What the task requires =>
Locate the line that contains "Parse this chart and return its data as JSON." in the entries below. Retype it and all following lines through the final one, character for character.

Data shown =>
○ ○ ○ ○ ○ ○ ○

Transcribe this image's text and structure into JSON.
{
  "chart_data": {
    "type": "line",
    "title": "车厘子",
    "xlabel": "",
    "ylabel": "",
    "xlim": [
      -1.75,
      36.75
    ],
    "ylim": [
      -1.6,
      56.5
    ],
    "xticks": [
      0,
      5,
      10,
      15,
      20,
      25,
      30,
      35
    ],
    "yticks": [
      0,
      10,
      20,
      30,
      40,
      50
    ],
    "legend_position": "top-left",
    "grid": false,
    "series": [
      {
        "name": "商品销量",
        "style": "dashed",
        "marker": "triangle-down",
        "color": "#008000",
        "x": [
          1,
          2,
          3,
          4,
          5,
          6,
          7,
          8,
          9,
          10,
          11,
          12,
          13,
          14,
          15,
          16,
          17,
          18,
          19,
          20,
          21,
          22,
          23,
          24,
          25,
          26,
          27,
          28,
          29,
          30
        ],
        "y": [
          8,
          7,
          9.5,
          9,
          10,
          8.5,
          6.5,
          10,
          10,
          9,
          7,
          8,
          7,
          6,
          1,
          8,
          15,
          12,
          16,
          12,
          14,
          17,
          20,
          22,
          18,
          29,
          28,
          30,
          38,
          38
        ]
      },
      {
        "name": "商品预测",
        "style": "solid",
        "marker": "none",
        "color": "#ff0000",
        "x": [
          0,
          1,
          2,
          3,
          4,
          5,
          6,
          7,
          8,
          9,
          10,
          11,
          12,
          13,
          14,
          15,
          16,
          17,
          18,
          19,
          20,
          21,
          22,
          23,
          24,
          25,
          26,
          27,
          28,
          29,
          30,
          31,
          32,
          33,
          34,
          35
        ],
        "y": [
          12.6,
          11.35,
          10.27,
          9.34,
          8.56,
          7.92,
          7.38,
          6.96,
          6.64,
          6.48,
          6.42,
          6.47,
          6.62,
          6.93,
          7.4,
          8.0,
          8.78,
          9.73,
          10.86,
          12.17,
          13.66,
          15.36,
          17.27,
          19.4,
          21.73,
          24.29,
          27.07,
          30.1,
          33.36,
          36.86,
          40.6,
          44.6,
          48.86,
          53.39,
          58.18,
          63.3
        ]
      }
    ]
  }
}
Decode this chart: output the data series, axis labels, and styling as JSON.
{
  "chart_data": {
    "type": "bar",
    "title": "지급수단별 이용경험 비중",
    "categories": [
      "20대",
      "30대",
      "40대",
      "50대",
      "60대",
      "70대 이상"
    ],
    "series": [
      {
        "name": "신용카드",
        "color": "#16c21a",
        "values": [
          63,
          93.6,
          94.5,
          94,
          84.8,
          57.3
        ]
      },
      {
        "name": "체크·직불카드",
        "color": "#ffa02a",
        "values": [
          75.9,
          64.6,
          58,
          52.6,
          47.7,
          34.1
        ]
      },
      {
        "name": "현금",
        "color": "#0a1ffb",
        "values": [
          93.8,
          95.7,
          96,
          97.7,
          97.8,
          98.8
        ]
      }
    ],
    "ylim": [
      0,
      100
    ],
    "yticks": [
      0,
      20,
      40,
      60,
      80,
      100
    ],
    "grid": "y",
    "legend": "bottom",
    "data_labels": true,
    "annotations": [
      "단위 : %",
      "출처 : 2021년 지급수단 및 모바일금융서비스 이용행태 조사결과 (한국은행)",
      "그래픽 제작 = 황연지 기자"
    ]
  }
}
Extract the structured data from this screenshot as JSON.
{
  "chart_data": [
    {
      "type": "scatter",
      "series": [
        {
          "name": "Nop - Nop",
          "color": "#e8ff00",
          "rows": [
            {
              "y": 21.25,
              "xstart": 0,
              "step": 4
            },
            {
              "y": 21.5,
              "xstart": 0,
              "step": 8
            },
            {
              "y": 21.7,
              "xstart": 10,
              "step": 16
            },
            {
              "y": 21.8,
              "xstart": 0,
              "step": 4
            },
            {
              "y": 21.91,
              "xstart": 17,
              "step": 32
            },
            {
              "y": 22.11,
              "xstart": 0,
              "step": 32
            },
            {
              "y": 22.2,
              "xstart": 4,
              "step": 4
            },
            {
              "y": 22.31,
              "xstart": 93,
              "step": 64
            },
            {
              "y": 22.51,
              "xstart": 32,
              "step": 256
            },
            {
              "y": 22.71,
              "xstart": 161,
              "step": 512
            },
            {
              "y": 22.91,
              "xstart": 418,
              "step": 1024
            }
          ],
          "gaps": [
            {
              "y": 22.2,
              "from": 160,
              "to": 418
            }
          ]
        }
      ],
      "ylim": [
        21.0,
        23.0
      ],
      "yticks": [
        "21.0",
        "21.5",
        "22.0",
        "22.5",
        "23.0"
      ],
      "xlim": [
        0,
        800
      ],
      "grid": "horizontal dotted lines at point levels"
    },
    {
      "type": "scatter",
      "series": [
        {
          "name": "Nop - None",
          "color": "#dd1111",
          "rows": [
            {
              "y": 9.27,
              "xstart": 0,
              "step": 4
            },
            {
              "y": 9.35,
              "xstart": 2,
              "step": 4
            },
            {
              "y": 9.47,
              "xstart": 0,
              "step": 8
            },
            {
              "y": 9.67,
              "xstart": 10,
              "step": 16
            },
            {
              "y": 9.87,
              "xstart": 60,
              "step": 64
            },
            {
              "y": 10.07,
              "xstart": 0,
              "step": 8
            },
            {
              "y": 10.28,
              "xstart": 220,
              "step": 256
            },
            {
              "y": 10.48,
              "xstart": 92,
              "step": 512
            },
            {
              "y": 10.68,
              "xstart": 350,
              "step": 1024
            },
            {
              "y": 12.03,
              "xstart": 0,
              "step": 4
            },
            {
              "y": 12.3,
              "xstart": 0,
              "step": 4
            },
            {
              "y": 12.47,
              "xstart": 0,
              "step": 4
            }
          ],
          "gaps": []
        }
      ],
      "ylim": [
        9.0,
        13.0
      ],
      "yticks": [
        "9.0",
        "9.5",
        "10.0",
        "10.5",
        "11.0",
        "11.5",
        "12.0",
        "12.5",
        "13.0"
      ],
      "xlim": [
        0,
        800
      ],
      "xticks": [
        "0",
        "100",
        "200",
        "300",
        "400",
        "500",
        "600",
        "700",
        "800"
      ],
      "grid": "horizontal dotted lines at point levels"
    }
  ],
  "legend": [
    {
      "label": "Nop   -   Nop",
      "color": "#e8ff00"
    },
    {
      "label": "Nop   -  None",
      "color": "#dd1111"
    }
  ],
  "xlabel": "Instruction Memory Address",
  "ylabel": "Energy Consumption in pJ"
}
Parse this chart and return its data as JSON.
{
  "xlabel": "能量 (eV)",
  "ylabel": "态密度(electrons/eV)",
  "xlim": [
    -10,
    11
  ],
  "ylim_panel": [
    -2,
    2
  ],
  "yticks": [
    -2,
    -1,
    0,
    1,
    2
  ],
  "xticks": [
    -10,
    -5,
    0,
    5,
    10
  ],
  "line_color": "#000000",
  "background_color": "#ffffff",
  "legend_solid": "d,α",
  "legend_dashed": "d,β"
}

○ ○ ○ ○ ○ ○ ○

Task answer =>
Parse this chart and return its data as JSON.
{
  "xlabel": "能量 (eV)",
  "ylabel": "态密度(electrons/eV)",
  "xlim": [
    -10,
    11
  ],
  "ylim_panel": [
    -2,
    2
  ],
  "yticks": [
    -2,
    -1,
    0,
    1,
    2
  ],
  "xticks": [
    -10,
    -5,
    0,
    5,
    10
  ],
  "line_color": "#000000",
  "background_color": "#ffffff",
  "legend_solid": "d,α",
  "legend_dashed": "d,β"
}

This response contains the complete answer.